▸ Figure content listings:

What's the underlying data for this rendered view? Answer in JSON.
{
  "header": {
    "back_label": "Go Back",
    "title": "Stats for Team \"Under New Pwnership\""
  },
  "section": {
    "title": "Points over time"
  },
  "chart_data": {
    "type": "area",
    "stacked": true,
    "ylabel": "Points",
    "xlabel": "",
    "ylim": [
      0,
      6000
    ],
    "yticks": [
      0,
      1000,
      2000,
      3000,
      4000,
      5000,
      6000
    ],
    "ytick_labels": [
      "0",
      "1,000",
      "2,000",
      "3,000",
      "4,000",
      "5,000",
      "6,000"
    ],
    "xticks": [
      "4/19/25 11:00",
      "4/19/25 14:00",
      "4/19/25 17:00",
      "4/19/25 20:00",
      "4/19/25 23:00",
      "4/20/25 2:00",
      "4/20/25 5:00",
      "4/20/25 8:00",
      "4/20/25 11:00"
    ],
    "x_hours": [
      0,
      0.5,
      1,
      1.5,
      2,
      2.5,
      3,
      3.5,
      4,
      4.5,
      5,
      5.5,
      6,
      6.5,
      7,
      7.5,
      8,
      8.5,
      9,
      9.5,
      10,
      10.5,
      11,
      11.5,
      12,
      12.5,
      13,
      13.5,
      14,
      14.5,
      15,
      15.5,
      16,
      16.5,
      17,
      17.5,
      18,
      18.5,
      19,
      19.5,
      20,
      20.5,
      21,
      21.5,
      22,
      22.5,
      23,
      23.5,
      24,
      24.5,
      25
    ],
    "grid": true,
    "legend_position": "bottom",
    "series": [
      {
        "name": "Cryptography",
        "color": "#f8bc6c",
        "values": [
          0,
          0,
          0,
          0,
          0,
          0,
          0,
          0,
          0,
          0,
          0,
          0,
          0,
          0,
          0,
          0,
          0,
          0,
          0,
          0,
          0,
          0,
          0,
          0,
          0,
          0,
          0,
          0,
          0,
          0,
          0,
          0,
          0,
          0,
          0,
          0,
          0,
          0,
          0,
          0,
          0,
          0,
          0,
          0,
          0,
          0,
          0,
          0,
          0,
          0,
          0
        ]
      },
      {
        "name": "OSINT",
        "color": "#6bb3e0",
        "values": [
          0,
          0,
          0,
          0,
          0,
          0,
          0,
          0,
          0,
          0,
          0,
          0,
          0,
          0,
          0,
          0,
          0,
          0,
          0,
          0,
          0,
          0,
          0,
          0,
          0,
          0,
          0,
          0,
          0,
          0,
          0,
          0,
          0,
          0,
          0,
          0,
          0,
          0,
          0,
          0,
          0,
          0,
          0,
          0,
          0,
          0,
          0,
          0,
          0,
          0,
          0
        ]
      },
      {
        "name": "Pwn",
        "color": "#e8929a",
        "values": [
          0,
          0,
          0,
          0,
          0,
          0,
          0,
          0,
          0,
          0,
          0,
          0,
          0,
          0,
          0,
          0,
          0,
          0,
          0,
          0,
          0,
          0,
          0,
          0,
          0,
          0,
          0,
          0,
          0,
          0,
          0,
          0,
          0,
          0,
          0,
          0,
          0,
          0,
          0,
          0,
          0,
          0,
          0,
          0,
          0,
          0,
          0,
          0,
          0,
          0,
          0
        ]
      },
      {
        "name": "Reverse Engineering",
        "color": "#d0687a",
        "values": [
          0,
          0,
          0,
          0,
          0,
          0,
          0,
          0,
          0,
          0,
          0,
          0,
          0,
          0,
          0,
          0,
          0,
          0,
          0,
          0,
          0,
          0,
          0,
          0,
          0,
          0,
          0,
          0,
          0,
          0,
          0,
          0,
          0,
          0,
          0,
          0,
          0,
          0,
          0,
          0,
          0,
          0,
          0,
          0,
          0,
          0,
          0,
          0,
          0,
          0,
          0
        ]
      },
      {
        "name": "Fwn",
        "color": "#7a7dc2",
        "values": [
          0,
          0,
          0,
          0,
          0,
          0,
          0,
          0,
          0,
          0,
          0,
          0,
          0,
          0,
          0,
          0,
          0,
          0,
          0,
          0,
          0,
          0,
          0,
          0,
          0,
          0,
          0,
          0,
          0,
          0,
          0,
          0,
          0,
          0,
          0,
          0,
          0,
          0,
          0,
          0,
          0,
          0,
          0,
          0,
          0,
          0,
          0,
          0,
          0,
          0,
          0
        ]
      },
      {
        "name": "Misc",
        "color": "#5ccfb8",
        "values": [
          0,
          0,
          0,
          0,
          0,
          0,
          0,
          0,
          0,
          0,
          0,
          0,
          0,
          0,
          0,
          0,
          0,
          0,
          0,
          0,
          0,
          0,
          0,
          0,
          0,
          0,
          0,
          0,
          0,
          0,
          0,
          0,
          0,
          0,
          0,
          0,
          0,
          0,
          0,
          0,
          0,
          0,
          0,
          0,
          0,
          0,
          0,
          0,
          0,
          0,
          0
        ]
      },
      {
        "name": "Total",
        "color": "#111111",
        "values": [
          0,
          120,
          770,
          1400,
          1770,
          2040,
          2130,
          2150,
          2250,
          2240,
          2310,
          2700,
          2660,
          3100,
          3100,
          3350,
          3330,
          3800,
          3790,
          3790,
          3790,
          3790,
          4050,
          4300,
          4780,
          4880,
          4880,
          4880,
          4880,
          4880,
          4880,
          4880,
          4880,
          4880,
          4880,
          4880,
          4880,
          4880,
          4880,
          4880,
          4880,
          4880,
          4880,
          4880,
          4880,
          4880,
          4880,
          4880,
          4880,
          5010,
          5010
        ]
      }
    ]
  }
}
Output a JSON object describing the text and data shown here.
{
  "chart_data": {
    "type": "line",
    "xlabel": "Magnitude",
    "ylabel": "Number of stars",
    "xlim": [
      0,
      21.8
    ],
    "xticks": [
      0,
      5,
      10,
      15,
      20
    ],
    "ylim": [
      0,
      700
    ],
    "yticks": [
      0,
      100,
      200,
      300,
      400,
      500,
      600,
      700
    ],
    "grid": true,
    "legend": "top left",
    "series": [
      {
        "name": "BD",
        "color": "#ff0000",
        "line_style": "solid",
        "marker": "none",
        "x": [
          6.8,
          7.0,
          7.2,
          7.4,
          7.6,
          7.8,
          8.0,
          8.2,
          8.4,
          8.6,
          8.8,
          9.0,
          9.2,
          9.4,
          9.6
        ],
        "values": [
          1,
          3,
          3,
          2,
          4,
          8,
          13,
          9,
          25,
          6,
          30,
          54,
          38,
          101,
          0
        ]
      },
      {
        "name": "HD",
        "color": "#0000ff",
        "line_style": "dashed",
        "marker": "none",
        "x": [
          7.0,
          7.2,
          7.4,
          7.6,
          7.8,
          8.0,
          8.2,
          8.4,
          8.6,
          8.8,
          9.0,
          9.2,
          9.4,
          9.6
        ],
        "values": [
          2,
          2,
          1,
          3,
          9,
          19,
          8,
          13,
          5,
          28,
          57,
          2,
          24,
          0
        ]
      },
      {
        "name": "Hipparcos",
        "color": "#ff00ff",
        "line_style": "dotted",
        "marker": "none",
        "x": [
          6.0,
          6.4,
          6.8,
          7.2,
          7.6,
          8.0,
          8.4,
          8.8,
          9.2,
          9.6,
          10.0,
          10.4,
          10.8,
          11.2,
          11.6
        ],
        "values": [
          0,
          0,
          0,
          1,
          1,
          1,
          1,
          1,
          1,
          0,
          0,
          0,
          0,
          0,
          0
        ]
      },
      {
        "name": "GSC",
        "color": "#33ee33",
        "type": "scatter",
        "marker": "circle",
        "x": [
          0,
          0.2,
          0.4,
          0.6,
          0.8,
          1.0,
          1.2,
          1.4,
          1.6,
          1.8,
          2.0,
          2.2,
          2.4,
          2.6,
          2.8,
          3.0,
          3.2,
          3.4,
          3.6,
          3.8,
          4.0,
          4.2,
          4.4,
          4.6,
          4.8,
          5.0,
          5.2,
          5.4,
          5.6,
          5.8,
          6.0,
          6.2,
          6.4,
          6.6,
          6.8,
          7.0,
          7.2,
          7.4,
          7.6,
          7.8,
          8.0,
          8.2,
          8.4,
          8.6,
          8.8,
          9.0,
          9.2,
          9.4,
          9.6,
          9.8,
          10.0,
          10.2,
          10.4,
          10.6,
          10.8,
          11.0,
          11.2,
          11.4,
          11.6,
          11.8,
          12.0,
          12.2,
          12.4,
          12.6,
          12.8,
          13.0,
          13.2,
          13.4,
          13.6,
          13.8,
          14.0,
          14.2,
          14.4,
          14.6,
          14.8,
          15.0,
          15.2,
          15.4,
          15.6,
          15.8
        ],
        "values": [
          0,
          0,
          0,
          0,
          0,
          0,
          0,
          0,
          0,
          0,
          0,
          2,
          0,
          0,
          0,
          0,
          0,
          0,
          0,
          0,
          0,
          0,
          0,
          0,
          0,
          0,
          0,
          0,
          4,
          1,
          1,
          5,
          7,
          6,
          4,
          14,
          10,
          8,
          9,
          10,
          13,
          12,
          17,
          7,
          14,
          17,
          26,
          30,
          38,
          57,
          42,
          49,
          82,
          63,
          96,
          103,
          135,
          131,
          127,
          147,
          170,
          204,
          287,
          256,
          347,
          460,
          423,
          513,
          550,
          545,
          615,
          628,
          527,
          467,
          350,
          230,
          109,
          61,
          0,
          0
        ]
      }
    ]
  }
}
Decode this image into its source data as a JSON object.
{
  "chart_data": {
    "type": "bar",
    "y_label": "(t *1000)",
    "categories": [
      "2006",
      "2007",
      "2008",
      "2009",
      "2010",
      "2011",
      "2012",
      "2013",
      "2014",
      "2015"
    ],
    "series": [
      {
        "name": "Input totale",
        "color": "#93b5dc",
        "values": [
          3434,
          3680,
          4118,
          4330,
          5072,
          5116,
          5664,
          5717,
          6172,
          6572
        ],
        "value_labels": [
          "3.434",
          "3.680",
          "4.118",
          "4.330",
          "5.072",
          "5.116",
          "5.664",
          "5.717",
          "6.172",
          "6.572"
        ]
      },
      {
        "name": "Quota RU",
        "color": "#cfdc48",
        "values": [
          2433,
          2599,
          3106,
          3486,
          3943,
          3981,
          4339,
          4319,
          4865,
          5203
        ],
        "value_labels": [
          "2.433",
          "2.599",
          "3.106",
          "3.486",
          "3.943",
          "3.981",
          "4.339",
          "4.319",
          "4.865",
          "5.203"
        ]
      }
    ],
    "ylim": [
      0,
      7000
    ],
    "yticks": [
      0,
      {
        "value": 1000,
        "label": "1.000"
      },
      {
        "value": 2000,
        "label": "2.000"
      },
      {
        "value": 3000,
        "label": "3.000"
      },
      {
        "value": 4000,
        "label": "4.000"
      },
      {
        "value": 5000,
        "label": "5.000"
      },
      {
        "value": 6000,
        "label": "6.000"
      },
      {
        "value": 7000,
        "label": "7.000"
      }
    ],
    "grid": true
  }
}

▸ Requirements: From the entries above, copy every line where the word "title" shows up.

▸ Output for this exercise:
    "title": "Stats for Team \"Under New Pwnership\""
    "title": "Points over time"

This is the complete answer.